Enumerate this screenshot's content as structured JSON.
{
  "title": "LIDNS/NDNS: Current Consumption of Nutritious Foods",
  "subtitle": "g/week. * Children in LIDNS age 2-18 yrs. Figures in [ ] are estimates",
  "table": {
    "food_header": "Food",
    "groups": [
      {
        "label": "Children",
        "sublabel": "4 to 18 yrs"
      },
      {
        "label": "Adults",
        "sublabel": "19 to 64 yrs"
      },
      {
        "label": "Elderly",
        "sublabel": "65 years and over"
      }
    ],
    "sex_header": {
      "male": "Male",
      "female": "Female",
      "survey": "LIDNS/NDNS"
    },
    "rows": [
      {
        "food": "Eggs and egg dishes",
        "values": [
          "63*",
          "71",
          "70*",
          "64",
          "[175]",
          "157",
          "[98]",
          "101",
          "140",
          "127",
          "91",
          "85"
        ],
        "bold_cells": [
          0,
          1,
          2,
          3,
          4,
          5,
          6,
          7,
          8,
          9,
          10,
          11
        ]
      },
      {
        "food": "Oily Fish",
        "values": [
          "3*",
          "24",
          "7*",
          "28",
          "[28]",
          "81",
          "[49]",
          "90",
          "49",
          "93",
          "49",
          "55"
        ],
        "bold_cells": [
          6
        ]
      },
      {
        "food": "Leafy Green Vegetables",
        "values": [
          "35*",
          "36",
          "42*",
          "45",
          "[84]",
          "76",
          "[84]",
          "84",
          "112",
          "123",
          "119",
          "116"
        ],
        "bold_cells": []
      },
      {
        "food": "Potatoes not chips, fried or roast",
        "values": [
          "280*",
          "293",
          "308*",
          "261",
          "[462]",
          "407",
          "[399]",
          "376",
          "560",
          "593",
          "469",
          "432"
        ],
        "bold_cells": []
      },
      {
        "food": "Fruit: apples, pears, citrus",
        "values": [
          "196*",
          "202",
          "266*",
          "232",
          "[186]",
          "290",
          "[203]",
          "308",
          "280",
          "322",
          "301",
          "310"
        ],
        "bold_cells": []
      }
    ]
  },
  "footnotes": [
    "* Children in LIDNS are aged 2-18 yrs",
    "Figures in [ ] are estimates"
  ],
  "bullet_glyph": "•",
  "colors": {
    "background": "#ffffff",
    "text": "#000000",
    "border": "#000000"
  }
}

_ _ _ _ _

Your task is to repeat the data exactly, with nothing left out.

Response below:
Enumerate this screenshot's content as structured JSON.
{
  "title": "LIDNS/NDNS: Current Consumption of Nutritious Foods",
  "subtitle": "g/week. * Children in LIDNS age 2-18 yrs. Figures in [ ] are estimates",
  "table": {
    "food_header": "Food",
    "groups": [
      {
        "label": "Children",
        "sublabel": "4 to 18 yrs"
      },
      {
        "label": "Adults",
        "sublabel": "19 to 64 yrs"
      },
      {
        "label": "Elderly",
        "sublabel": "65 years and over"
      }
    ],
    "sex_header": {
      "male": "Male",
      "female": "Female",
      "survey": "LIDNS/NDNS"
    },
    "rows": [
      {
        "food": "Eggs and egg dishes",
        "values": [
          "63*",
          "71",
          "70*",
          "64",
          "[175]",
          "157",
          "[98]",
          "101",
          "140",
          "127",
          "91",
          "85"
        ],
        "bold_cells": [
          0,
          1,
          2,
          3,
          4,
          5,
          6,
          7,
          8,
          9,
          10,
          11
        ]
      },
      {
        "food": "Oily Fish",
        "values": [
          "3*",
          "24",
          "7*",
          "28",
          "[28]",
          "81",
          "[49]",
          "90",
          "49",
          "93",
          "49",
          "55"
        ],
        "bold_cells": [
          6
        ]
      },
      {
        "food": "Leafy Green Vegetables",
        "values": [
          "35*",
          "36",
          "42*",
          "45",
          "[84]",
          "76",
          "[84]",
          "84",
          "112",
          "123",
          "119",
          "116"
        ],
        "bold_cells": []
      },
      {
        "food": "Potatoes not chips, fried or roast",
        "values": [
          "280*",
          "293",
          "308*",
          "261",
          "[462]",
          "407",
          "[399]",
          "376",
          "560",
          "593",
          "469",
          "432"
        ],
        "bold_cells": []
      },
      {
        "food": "Fruit: apples, pears, citrus",
        "values": [
          "196*",
          "202",
          "266*",
          "232",
          "[186]",
          "290",
          "[203]",
          "308",
          "280",
          "322",
          "301",
          "310"
        ],
        "bold_cells": []
      }
    ]
  },
  "footnotes": [
    "* Children in LIDNS are aged 2-18 yrs",
    "Figures in [ ] are estimates"
  ],
  "bullet_glyph": "•",
  "colors": {
    "background": "#ffffff",
    "text": "#000000",
    "border": "#000000"
  }
}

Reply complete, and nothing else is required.